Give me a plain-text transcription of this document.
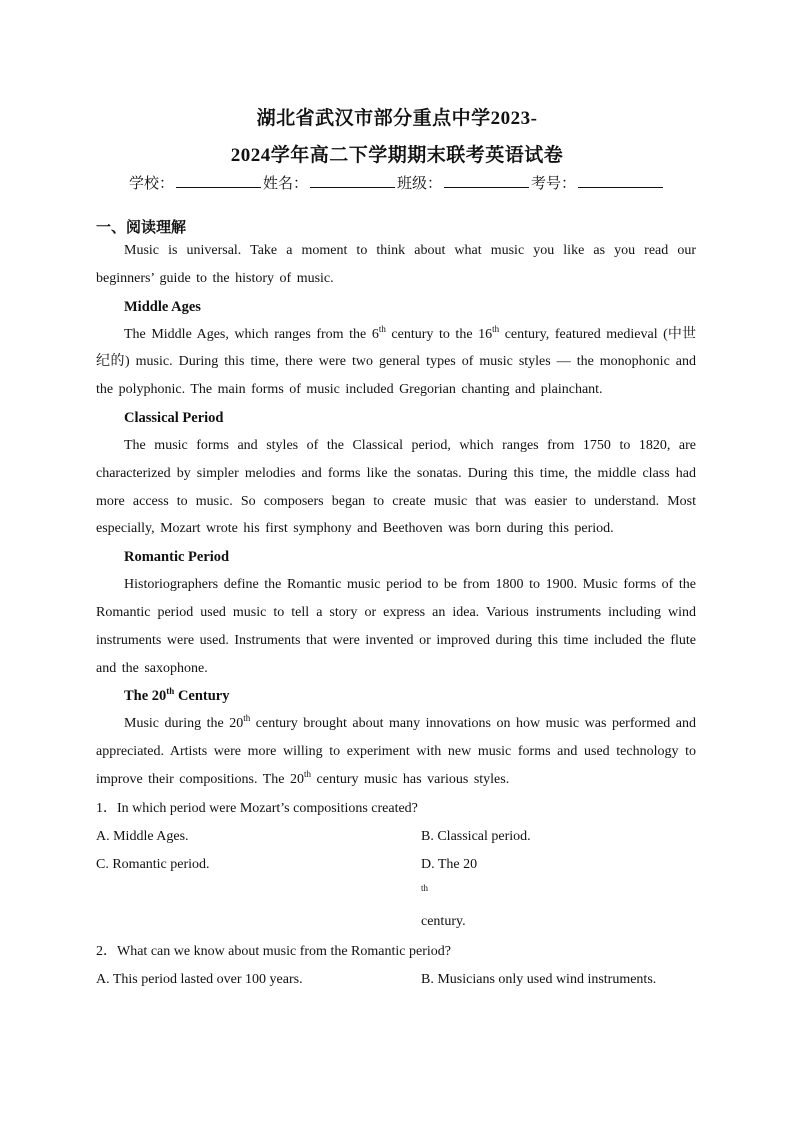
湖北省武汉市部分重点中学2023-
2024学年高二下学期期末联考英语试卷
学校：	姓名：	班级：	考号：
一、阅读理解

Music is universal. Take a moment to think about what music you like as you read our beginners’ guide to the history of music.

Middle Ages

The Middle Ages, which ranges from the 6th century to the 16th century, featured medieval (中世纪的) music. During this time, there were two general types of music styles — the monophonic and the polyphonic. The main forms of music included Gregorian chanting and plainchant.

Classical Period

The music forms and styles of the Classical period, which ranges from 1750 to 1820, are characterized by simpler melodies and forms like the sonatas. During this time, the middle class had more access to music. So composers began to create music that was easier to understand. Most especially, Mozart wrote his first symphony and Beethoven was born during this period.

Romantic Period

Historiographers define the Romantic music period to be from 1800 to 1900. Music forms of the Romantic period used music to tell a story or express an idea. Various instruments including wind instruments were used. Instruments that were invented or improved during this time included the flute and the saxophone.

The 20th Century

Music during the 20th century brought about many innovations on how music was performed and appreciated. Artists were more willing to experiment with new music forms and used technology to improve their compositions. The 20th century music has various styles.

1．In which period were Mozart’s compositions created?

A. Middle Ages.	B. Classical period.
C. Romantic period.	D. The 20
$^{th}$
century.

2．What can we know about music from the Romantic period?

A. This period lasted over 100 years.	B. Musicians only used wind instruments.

-=-=-

* [OBJECTIVE]
Read the data above and pull out each line that holds the string "Ages".

* [CORRECT OUTPUT]
Middle Ages
The Middle Ages, which ranges from the 6th century to the 16th century, featured medieval (中世纪的) music. During this time, there were two general types of music styles — the monophonic and the polyphonic. The main forms of music included Gregorian chanting and plainchant.
A. Middle Ages.	B. Classical period.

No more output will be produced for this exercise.